### [DATA TO PROCESS]
--

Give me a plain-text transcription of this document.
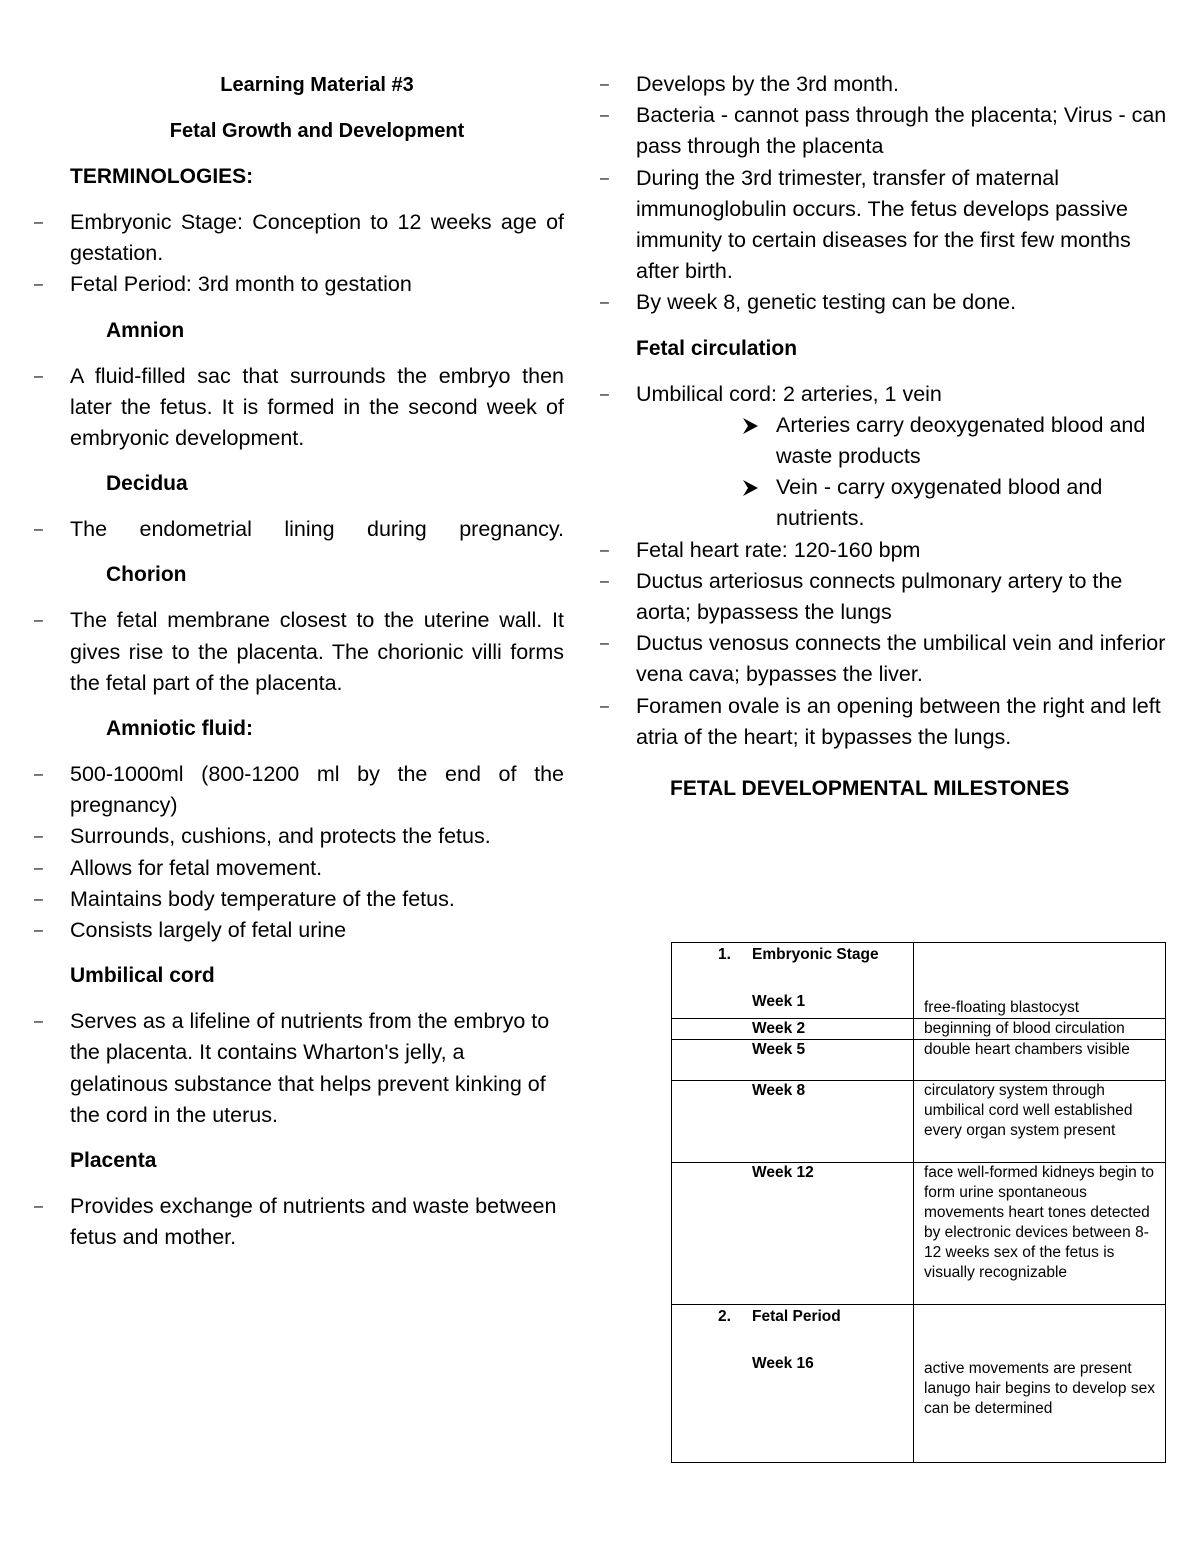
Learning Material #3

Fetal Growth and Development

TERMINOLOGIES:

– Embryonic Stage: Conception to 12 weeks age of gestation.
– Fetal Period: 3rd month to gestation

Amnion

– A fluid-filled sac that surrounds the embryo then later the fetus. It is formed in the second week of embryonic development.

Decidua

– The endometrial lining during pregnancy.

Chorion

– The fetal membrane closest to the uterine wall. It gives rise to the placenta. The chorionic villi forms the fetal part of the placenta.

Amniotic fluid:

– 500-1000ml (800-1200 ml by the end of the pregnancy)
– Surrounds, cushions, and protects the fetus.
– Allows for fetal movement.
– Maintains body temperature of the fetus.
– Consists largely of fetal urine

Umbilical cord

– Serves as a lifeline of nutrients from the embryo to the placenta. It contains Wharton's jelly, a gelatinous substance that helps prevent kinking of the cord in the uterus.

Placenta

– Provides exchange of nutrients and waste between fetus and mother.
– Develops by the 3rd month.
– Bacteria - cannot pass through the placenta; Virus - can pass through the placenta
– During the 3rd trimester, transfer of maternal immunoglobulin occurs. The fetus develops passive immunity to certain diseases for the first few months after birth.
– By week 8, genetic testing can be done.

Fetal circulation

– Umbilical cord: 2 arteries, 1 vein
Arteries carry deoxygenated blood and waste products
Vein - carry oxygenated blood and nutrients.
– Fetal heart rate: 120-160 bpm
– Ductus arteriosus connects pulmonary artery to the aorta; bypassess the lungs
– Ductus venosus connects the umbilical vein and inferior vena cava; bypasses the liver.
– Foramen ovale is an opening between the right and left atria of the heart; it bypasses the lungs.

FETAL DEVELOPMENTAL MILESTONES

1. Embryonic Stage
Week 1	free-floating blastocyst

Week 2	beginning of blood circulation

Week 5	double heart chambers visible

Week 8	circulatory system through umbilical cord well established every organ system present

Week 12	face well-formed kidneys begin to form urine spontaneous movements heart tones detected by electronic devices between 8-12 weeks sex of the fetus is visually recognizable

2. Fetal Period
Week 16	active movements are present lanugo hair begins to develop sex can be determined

--

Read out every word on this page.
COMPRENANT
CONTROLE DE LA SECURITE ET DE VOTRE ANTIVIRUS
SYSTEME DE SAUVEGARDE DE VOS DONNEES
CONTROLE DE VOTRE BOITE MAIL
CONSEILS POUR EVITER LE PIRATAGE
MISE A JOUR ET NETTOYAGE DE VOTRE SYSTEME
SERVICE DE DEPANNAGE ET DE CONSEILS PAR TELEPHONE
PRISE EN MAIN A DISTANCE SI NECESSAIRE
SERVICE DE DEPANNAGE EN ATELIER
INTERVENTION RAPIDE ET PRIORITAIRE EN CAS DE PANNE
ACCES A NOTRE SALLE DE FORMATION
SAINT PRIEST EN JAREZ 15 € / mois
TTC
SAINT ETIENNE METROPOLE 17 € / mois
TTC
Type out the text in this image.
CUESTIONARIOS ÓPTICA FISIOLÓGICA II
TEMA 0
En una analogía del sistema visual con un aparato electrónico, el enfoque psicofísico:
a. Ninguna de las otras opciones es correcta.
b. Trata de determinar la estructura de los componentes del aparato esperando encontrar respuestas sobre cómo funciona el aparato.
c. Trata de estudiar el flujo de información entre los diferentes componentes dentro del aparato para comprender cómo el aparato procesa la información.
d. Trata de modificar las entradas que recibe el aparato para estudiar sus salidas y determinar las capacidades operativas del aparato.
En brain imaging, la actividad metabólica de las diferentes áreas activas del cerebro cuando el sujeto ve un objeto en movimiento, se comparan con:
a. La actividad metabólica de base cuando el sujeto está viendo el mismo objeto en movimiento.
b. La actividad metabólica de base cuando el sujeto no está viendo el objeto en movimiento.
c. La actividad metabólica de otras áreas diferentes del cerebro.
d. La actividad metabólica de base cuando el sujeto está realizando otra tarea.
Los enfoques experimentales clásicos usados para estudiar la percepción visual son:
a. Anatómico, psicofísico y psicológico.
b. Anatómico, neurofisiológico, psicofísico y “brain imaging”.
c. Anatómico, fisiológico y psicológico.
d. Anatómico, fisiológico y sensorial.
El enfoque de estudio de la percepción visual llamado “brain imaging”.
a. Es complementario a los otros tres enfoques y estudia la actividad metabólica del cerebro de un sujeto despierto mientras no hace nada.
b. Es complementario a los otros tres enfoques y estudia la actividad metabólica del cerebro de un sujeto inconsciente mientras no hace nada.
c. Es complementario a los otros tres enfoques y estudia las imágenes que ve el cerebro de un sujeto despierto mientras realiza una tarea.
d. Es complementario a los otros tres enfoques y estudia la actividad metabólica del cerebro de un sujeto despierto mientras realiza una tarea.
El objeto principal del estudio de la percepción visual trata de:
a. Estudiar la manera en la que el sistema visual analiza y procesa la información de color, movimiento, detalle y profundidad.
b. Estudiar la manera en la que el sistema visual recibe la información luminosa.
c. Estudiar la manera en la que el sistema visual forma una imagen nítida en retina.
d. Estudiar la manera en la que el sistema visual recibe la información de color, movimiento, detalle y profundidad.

--

### [PROBLEM STATEMENT]
Each line in the listing where the word "pregnancy" is found is to be copied.

### [RESPONSE BELOW]
– The endometrial lining during pregnancy.
– 500-1000ml (800-1200 ml by the end of the pregnancy)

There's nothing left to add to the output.